* START Material for this exercise *

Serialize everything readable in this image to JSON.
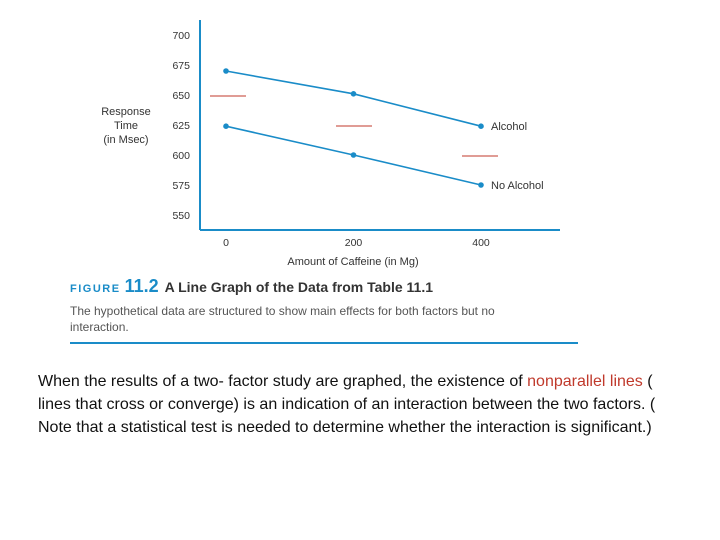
{
  "chart_data": {
    "type": "line",
    "x": [
      0,
      200,
      400
    ],
    "x_ticks": [
      "0",
      "200",
      "400"
    ],
    "y_ticks": [
      "700",
      "675",
      "650",
      "625",
      "600",
      "575",
      "550"
    ],
    "ylim": [
      550,
      700
    ],
    "xlabel": "Amount of Caffeine (in Mg)",
    "ylabel": [
      "Response",
      "Time",
      "(in Msec)"
    ],
    "series": [
      {
        "name": "Alcohol",
        "values": [
          670,
          651,
          624
        ],
        "color": "#1a8cc8"
      },
      {
        "name": "No Alcohol",
        "values": [
          624,
          600,
          575
        ],
        "color": "#1a8cc8"
      }
    ],
    "grid": false
  },
  "caption": {
    "figure_word": "FIGURE",
    "figure_number": "11.2",
    "title": "A Line Graph of the Data from Table 11.1",
    "description": "The hypothetical data are structured to show main effects for both factors but no interaction."
  },
  "body": {
    "part1": "When the results of a two- factor study are graphed, the existence of ",
    "highlight": "nonparallel lines",
    "part2": " ( lines that cross or converge) is an indication of an interaction between the two factors. ( Note that a statistical test is needed to determine whether the interaction is significant.)",
    "highlight_color": "#c0392b"
  }
}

* END Material for this exercise *

**Task prompt:**
Retype all of the entries exactly as written, leaving out any images.

**Answer to this problem:**
Serialize everything readable in this image to JSON.
{
  "chart_data": {
    "type": "line",
    "x": [
      0,
      200,
      400
    ],
    "x_ticks": [
      "0",
      "200",
      "400"
    ],
    "y_ticks": [
      "700",
      "675",
      "650",
      "625",
      "600",
      "575",
      "550"
    ],
    "ylim": [
      550,
      700
    ],
    "xlabel": "Amount of Caffeine (in Mg)",
    "ylabel": [
      "Response",
      "Time",
      "(in Msec)"
    ],
    "series": [
      {
        "name": "Alcohol",
        "values": [
          670,
          651,
          624
        ],
        "color": "#1a8cc8"
      },
      {
        "name": "No Alcohol",
        "values": [
          624,
          600,
          575
        ],
        "color": "#1a8cc8"
      }
    ],
    "grid": false
  },
  "caption": {
    "figure_word": "FIGURE",
    "figure_number": "11.2",
    "title": "A Line Graph of the Data from Table 11.1",
    "description": "The hypothetical data are structured to show main effects for both factors but no interaction."
  },
  "body": {
    "part1": "When the results of a two- factor study are graphed, the existence of ",
    "highlight": "nonparallel lines",
    "part2": " ( lines that cross or converge) is an indication of an interaction between the two factors. ( Note that a statistical test is needed to determine whether the interaction is significant.)",
    "highlight_color": "#c0392b"
  }
}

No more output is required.